_Supplied passage:_
I’ve decided that I want to give this whole blogging thing
another go. After a few more years getting into tabletop gaming and greater
exposure to gamer culture online, I feel that I have more to say and more
background to speak with insight.
There are a few geeky topics of varying intensity that I
would like to blather about here including tabletop and online gaming, comic
books, geeky movies or TV, and opera. A common thread that continues to come up
in conversations with my wife and friends, however, is the state of nerd
communities and our media.
What has happened in terms of my nerdvolution in recent
years? I’ve played some new table top RPGs: Pathfinder, Numenera, and a game
developed by a friend of mine called Valor. I’ve played oodles of MMORPGs in a
desperate quest to replace the increasingly problematic World of Warcraft. For
one of these games, Star Wars: The Old Republic, I helped start and lead a
guild, which turned out to be an interesting window into a whole host of issues
about bullying, personal identity, and nerdly social dynamics that I would
never have guessed would come up.
I have also read a great deal more of the quintessential nerd
books and comics including some of the Drizzt series, Harry Potter, Star Wars
novels, The X-Men’s Phoenix Saga, and the Forgotten Realm’s Avatar series…
which similarly brought up a whole host of feminist and racial identity issues.

_Material supplied:_
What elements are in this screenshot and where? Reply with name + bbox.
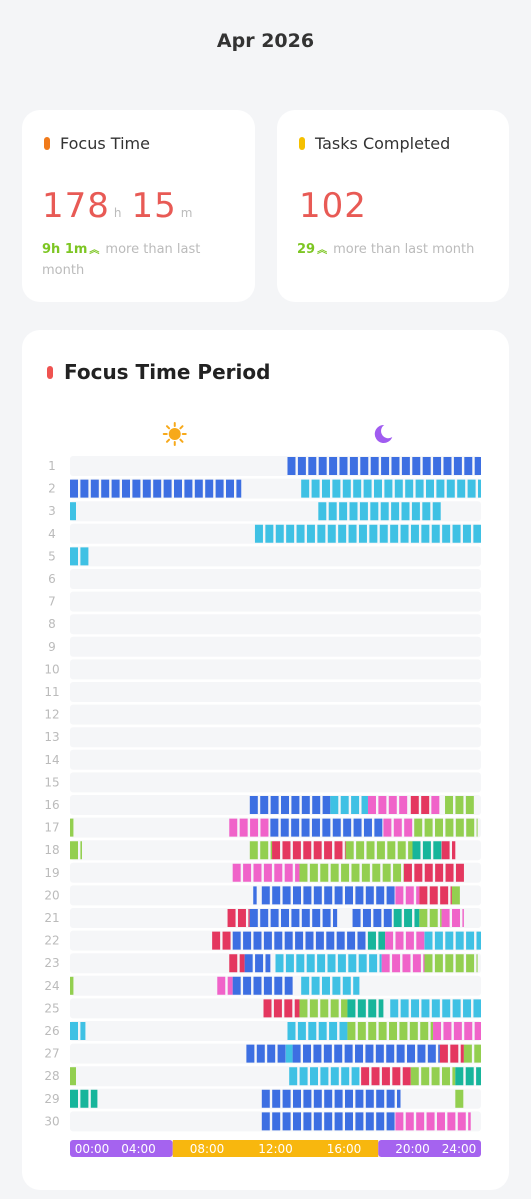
- row-label: 13: [44, 730, 59, 744]
- row-label: 30: [44, 1114, 59, 1128]
- night-band: [70, 1140, 173, 1157]
- header-title: Apr 2026: [216, 30, 315, 52]
- up-icon: ︽: [317, 245, 328, 256]
- row-label: 16: [44, 798, 59, 812]
- row-label: 12: [44, 708, 59, 722]
- focus-time-card: Focus Time 178 h 15 m 9h 1m ︽ more than last …: [22, 110, 255, 302]
- unit: h: [113, 206, 122, 220]
- tasks-total: 102: [299, 186, 367, 226]
- row-label: 3: [48, 504, 56, 518]
- dot: [47, 366, 53, 379]
- sun-ray: [165, 425, 171, 430]
- row-label: 20: [44, 888, 59, 902]
- row-label: 10: [44, 662, 59, 676]
- night-band: [378, 1140, 481, 1157]
- row-label: 11: [44, 685, 59, 699]
- row-label: 18: [44, 843, 59, 857]
- x-tick-label: 24:00: [442, 1142, 477, 1156]
- dot: [299, 137, 305, 150]
- moon-icon: [374, 424, 393, 443]
- x-tick-label: 16:00: [327, 1142, 362, 1156]
- row-track: [70, 569, 481, 589]
- card-title: Tasks Completed: [315, 134, 451, 153]
- sun-core: [168, 428, 181, 440]
- row-label: 4: [48, 527, 56, 541]
- row-label: 19: [44, 866, 59, 880]
- row-label: 1: [48, 459, 56, 473]
- sun-ray: [179, 425, 184, 430]
- row-label: 22: [44, 934, 59, 948]
- hours: 178: [42, 186, 110, 226]
- row-track: [70, 523, 481, 544]
- row-label: 29: [44, 1092, 59, 1106]
- day-band: [172, 1140, 379, 1157]
- delta-note: more than last month: [42, 242, 201, 278]
- row-label: 23: [44, 956, 59, 970]
- row-track: [70, 772, 481, 793]
- tasks-card: Tasks Completed 102 29 ︽ more than last mo…: [277, 110, 509, 302]
- row-label: 15: [44, 775, 59, 789]
- row-label: 7: [48, 595, 56, 609]
- x-tick-label: 20:00: [395, 1142, 430, 1156]
- row-track: [70, 1066, 481, 1087]
- row-label: 17: [44, 821, 59, 835]
- row-label: 9: [48, 640, 56, 654]
- row-track: [70, 636, 481, 657]
- row-label: 27: [44, 1047, 59, 1061]
- chart-title: Focus Time Period: [64, 360, 271, 384]
- focus-total: 178 h 15 m: [42, 186, 202, 226]
- sun-icon: [162, 422, 187, 446]
- row-label: 14: [44, 753, 59, 767]
- row-track: [70, 1021, 481, 1041]
- row-track: [70, 727, 481, 748]
- row-label: 24: [44, 979, 59, 993]
- row-track: [70, 749, 481, 770]
- delta-note: more than last month: [333, 242, 475, 257]
- delta: 9h 1m ︽ more than last month: [42, 240, 242, 281]
- unit: m: [180, 206, 193, 220]
- sun-ray: [165, 438, 171, 443]
- dot: [44, 137, 50, 150]
- row-label: 28: [44, 1069, 59, 1083]
- up-icon: ︽: [89, 245, 100, 256]
- row-label: 21: [44, 911, 59, 925]
- tasks-value: 102: [299, 186, 367, 226]
- row-track: [70, 659, 481, 680]
- x-tick-label: 08:00: [190, 1142, 225, 1156]
- row-label: 5: [48, 549, 56, 563]
- x-tick-label: 04:00: [121, 1142, 156, 1156]
- row-label: 2: [48, 482, 56, 496]
- row-label: 26: [44, 1024, 59, 1038]
- delta-value: 9h 1m: [42, 242, 88, 257]
- x-tick-label: 00:00: [75, 1142, 110, 1156]
- row-track: [70, 591, 481, 612]
- row-label: 25: [44, 1001, 59, 1015]
- minutes: 15: [131, 186, 177, 226]
- row-label: 8: [48, 617, 56, 631]
- row-track: [70, 682, 481, 702]
- x-tick-label: 12:00: [258, 1142, 293, 1156]
- row-track: [70, 546, 481, 567]
- card-title: Focus Time: [60, 134, 150, 153]
- delta-value: 29: [297, 242, 316, 257]
- sun-ray: [179, 438, 184, 443]
- row-track: [70, 614, 481, 635]
- row-label: 6: [48, 572, 56, 586]
- delta: 29 ︽ more than last month: [297, 240, 507, 261]
- row-track: [70, 704, 481, 725]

_Written tasks:_
1. Copy the blog post about taking up blogging again from "I’ve decided that" up to and including "speak with insight.".
2. Write the next part of the blog post about taking up blogging again, starting after its final sentence.

_Results for each task:_
1.
I’ve decided that I want to give this whole blogging thing
another go. After a few more years getting into tabletop gaming and greater
exposure to gamer culture online, I feel that I have more to say and more
background to speak with insight.

2.
Go figure.
I really enjoyed these games and this nerdy media most of
which I have only consumed in the past 2 or 3 years or so. My experience with
gamers has been largely great and I have met people from different background that
I would have never met otherwise. Nevertheless, something about these
experiences sometimes fires up my sociological eye.
Maybe nerd media and communities are no more backwards or
troublesome than the general populace and mainstream media. Like the general
populace and mainstream media, however, nerd demographics are thankfully
diversifying more and more. As this happens the troublesome aspects of gender
and racial tropes and acceptance (or lack thereof) within this diversifying
group become more and more apparent and demanding of investigation and
challenge.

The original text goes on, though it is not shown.